Problem to work on: Please copy out, character for character, the part of the lines that opens with the line containing "legend: Revenue Earnings" and closes with the line containing "earnings-dot-icon: [232, 992, 249, 1009]", including both of those lines.

--- --- ---

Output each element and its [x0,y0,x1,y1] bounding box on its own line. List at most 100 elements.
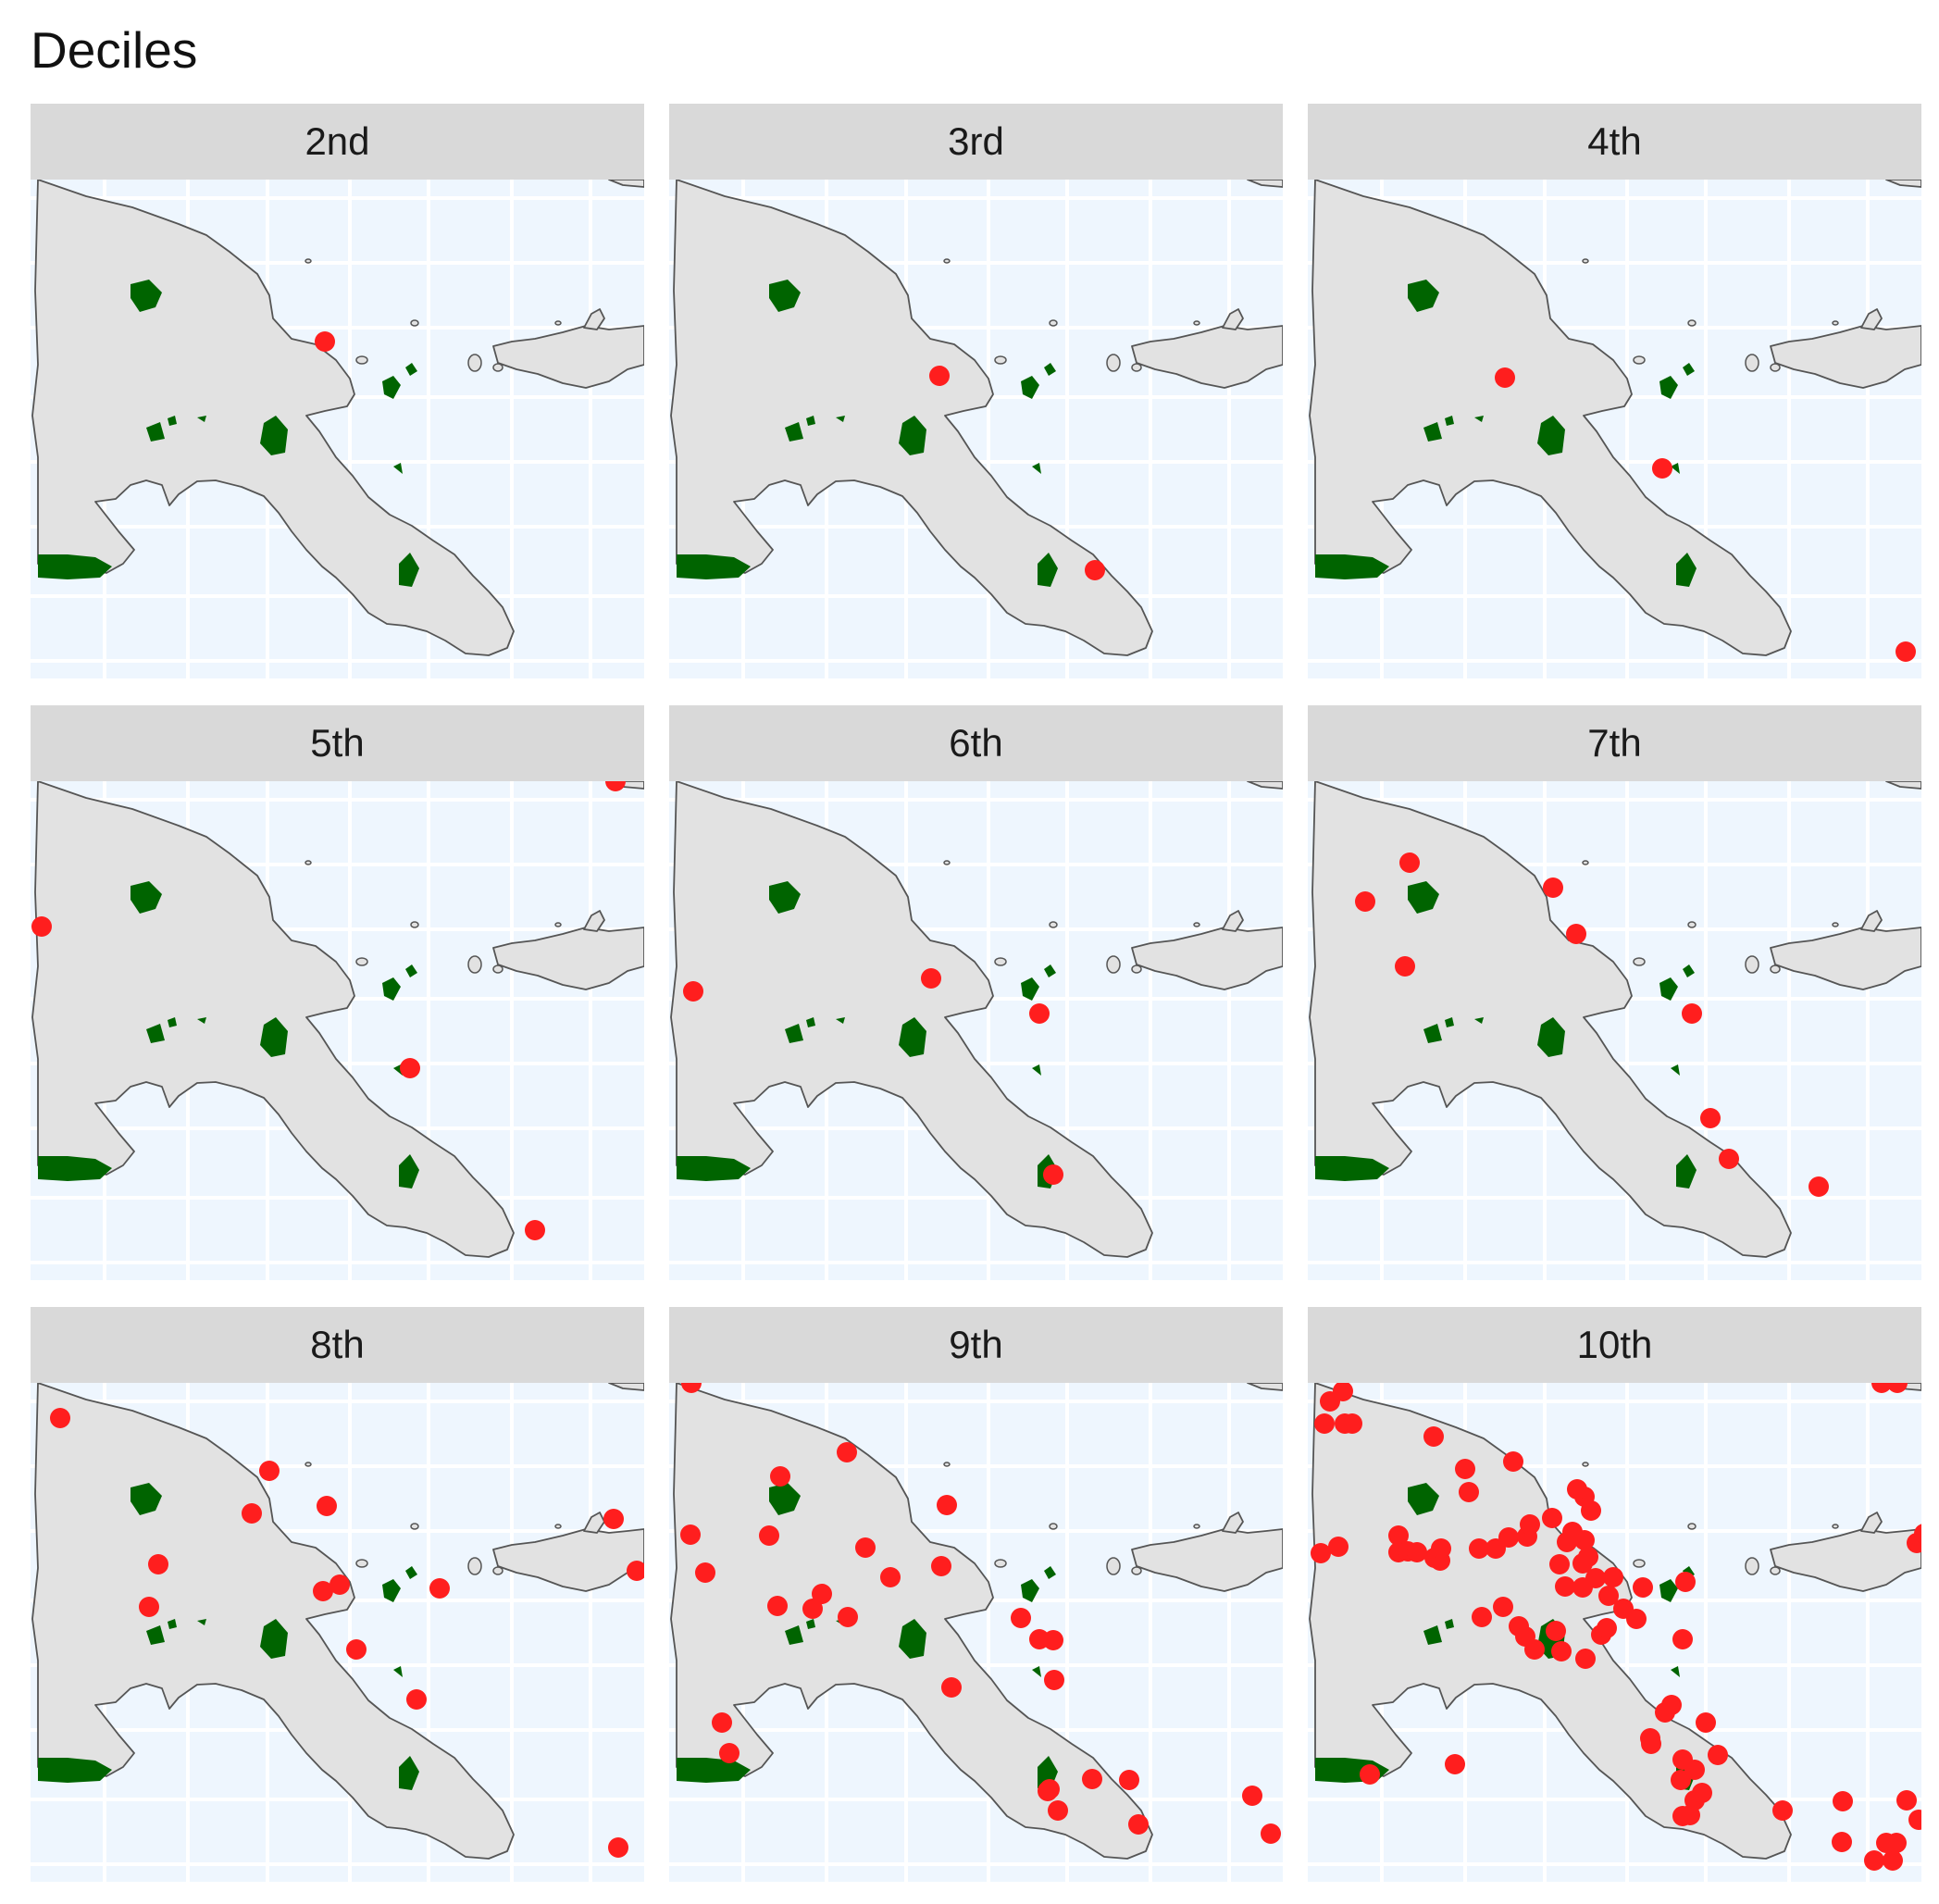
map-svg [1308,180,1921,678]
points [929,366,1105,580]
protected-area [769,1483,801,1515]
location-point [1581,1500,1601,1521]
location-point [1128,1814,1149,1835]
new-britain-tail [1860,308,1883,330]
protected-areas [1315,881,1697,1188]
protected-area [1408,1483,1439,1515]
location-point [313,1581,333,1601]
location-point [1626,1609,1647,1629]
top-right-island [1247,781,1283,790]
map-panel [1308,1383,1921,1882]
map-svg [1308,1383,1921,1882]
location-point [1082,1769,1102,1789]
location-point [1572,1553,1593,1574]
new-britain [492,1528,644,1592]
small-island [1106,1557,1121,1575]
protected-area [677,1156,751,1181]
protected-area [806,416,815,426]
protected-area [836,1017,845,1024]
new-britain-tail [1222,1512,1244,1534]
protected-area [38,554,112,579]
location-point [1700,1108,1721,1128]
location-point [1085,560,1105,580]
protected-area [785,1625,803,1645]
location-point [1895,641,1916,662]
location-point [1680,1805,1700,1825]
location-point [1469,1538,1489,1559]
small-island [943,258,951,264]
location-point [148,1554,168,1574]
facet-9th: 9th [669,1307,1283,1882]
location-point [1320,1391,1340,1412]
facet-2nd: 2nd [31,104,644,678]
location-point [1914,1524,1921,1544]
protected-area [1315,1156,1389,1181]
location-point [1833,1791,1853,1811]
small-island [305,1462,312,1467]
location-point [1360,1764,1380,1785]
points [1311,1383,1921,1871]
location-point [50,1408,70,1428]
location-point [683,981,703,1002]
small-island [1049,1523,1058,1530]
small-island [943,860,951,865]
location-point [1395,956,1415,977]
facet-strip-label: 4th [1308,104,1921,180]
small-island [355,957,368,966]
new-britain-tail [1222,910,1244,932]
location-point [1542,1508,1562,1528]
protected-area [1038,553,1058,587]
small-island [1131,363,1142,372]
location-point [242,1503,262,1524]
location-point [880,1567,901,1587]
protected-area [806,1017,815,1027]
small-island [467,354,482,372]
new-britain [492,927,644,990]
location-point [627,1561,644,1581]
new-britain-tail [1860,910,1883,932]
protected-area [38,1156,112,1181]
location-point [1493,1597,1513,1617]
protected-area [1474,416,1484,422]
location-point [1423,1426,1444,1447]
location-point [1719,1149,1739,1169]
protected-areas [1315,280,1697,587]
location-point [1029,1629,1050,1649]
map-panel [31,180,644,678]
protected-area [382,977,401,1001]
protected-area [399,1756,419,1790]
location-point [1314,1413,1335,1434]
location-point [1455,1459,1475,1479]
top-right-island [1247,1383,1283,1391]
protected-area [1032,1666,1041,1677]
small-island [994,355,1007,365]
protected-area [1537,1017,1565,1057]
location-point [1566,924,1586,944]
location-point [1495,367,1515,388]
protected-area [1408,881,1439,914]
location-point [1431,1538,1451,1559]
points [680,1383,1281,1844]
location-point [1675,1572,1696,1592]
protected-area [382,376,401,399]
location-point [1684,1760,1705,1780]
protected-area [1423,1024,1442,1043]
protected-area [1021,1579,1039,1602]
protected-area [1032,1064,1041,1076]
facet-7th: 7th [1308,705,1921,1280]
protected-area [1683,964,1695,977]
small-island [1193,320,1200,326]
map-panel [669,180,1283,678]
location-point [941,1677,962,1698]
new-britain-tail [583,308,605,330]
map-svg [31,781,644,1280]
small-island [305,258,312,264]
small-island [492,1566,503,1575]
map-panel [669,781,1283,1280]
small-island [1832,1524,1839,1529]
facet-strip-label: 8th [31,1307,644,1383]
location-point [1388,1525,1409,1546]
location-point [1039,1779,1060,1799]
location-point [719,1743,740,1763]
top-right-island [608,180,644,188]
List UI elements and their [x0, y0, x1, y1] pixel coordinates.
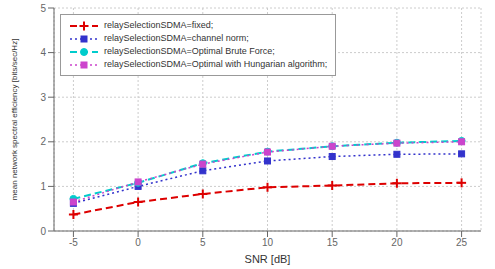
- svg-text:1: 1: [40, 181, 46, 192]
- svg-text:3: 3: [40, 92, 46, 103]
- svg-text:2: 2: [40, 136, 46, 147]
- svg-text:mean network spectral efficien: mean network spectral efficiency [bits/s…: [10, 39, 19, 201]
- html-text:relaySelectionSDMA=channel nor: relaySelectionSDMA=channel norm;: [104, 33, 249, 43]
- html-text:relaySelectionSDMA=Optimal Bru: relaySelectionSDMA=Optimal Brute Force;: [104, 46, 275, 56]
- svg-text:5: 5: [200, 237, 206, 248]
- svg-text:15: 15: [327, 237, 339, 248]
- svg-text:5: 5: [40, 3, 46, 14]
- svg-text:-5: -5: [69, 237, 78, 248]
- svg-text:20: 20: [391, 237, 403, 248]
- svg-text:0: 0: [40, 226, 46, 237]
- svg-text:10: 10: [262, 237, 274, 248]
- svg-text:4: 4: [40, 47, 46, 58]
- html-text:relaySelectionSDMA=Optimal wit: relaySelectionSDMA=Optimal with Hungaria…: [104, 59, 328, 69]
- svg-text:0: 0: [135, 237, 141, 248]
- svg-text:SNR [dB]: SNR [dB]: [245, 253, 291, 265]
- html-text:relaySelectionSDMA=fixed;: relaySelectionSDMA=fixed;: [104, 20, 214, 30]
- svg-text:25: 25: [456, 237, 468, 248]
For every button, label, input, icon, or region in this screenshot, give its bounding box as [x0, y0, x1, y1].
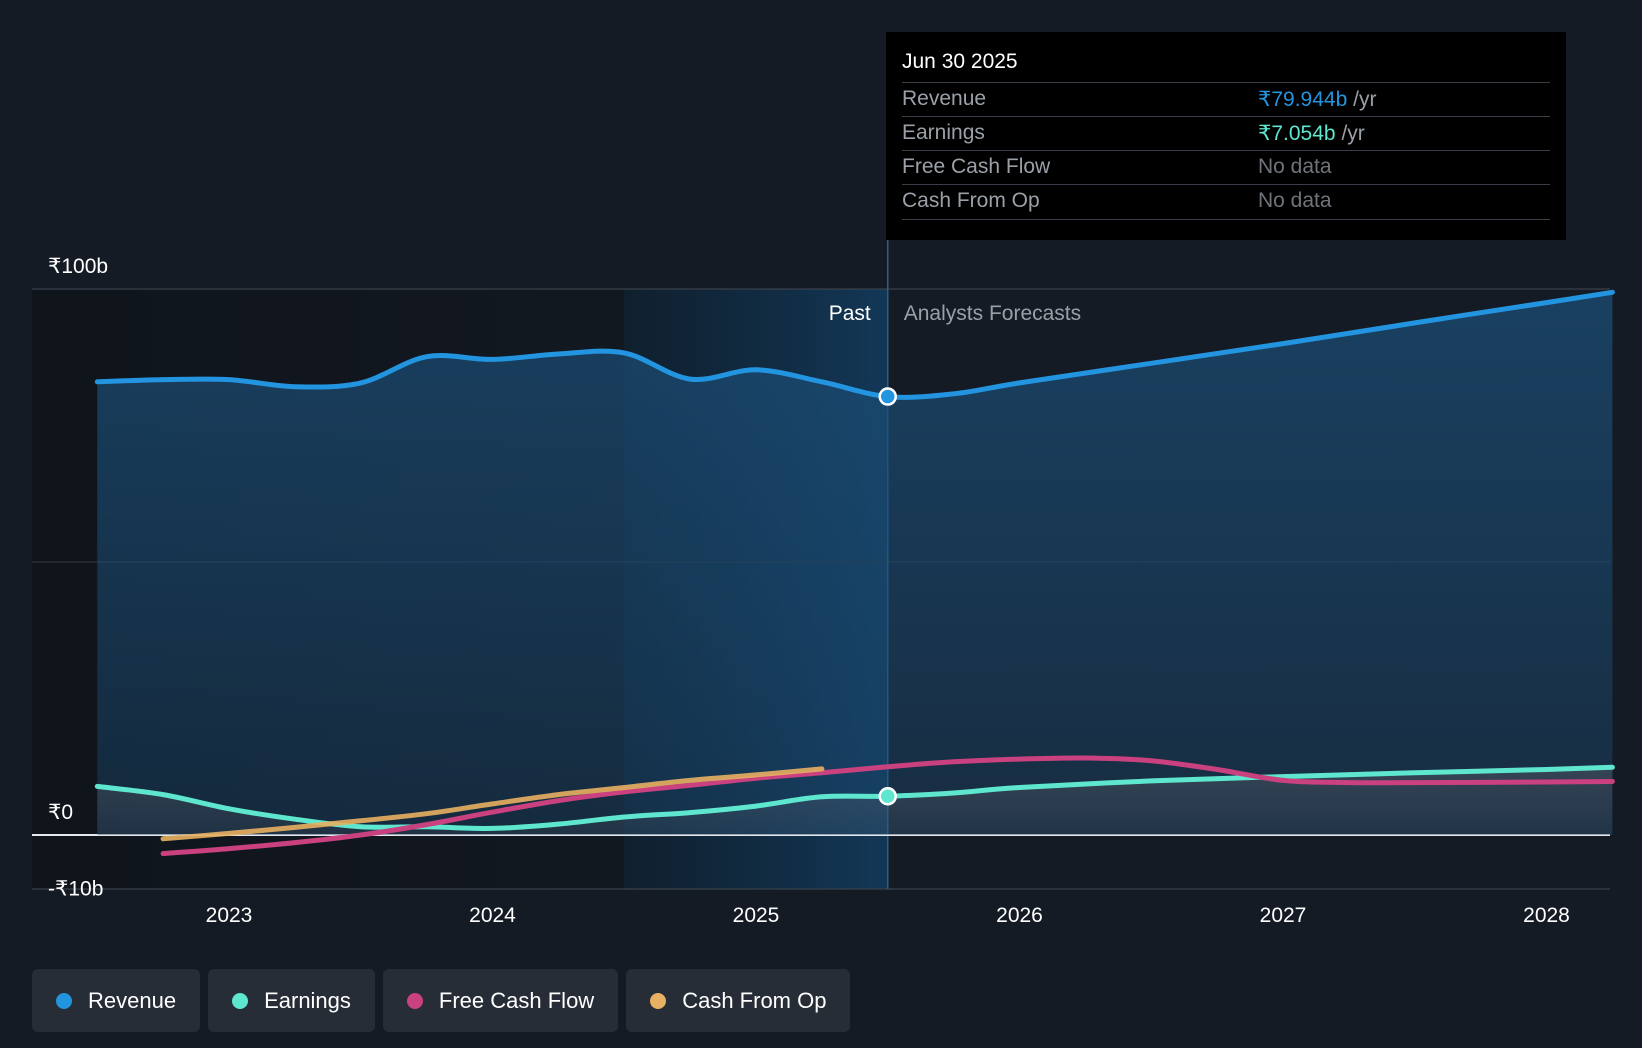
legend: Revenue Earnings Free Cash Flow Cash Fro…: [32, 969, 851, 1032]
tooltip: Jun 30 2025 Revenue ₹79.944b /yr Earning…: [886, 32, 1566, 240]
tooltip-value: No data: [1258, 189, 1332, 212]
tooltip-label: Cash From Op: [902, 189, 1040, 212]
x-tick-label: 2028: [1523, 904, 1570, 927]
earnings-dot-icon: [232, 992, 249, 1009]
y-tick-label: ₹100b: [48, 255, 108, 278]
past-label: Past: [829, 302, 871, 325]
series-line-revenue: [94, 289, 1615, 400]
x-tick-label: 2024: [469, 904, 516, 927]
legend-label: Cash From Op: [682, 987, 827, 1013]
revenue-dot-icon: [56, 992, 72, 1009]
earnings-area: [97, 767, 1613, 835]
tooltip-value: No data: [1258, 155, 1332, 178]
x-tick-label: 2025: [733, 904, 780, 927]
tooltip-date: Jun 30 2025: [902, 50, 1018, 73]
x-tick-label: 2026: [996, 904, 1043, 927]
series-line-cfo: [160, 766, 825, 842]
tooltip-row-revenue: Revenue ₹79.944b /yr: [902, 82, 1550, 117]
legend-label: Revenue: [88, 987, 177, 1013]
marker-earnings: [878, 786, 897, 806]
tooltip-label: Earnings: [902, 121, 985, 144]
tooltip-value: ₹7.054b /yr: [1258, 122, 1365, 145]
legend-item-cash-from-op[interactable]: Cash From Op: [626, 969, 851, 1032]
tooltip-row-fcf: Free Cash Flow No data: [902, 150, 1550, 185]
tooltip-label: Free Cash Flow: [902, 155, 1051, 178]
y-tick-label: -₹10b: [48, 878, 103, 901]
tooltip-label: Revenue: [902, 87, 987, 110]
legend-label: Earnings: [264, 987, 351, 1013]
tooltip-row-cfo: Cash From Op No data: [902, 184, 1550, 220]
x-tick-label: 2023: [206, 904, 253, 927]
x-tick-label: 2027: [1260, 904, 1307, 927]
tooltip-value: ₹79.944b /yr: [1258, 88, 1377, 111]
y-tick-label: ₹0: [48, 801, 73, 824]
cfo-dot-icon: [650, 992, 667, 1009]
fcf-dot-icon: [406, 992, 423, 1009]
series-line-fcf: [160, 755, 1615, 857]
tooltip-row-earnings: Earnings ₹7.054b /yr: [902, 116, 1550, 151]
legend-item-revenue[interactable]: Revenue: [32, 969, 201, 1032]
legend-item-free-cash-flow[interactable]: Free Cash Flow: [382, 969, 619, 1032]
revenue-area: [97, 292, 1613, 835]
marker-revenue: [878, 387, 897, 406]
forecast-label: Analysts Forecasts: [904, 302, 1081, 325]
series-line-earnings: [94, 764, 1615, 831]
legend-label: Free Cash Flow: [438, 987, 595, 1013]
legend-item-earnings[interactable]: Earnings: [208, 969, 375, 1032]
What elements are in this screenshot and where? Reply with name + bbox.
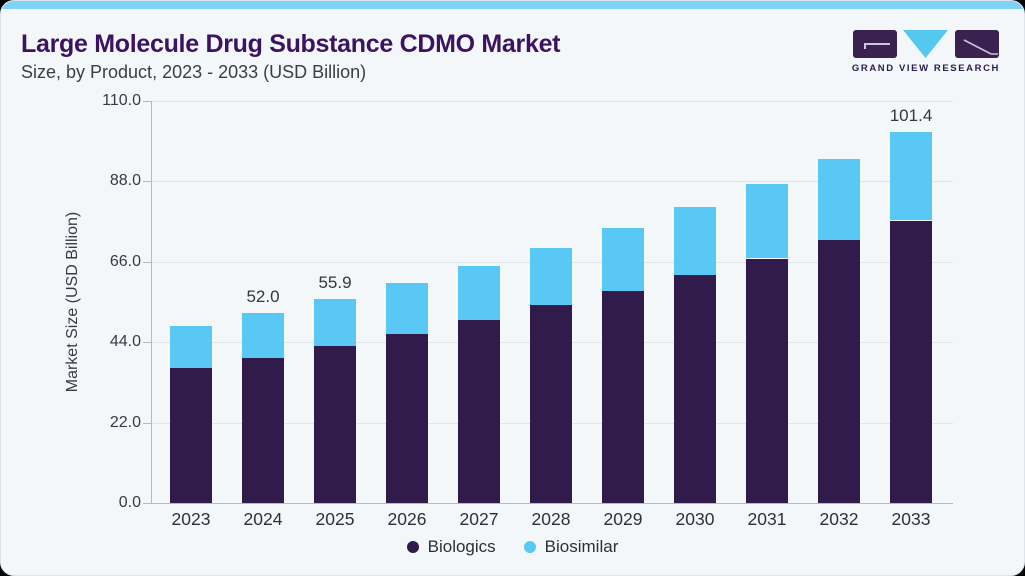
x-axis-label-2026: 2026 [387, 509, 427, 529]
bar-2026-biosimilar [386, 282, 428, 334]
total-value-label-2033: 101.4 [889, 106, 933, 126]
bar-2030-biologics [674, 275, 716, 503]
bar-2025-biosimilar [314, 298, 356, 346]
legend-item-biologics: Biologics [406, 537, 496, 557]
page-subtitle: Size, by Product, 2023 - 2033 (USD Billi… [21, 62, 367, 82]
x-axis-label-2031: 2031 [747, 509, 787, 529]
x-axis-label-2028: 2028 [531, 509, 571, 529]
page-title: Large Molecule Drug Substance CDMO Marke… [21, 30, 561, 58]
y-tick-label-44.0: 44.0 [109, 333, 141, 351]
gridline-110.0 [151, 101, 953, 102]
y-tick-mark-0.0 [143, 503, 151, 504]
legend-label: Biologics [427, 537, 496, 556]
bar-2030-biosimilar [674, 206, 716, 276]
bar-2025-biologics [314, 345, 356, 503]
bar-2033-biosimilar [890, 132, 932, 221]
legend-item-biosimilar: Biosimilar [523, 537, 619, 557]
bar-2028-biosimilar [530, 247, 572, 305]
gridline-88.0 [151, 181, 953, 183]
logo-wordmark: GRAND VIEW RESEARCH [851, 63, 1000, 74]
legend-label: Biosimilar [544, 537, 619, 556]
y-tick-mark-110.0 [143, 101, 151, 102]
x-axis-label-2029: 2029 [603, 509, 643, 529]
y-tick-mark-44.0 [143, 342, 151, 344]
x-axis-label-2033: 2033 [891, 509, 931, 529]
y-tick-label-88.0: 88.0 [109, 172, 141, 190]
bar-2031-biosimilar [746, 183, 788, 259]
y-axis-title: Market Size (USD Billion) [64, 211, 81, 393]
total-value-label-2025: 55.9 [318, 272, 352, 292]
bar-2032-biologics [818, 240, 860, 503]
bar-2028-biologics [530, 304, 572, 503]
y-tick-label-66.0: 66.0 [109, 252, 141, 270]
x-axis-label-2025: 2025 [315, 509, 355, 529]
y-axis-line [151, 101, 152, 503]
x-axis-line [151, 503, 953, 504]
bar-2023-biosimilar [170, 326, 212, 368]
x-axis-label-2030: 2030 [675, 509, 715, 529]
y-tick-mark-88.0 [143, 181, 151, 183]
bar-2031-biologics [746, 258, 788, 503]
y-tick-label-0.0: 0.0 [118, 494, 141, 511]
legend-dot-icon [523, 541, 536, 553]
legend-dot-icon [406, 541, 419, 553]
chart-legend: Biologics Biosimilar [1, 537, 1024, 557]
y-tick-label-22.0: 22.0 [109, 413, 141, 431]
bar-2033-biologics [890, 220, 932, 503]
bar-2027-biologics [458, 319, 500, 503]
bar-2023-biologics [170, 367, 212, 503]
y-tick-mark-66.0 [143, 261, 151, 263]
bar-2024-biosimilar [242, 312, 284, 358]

--- --- ---

The output:
legend: Revenue Earnings Free Cash Flow Cash Fro…: [32, 969, 851, 1032]
tooltip: Jun 30 2025 Revenue ₹79.944b /yr Earning…: [886, 32, 1566, 240]
tooltip-value: No data: [1258, 189, 1332, 212]
tooltip-label: Cash From Op: [902, 189, 1040, 212]
x-tick-label: 2028: [1523, 904, 1570, 927]
earnings-dot-icon: [232, 992, 249, 1009]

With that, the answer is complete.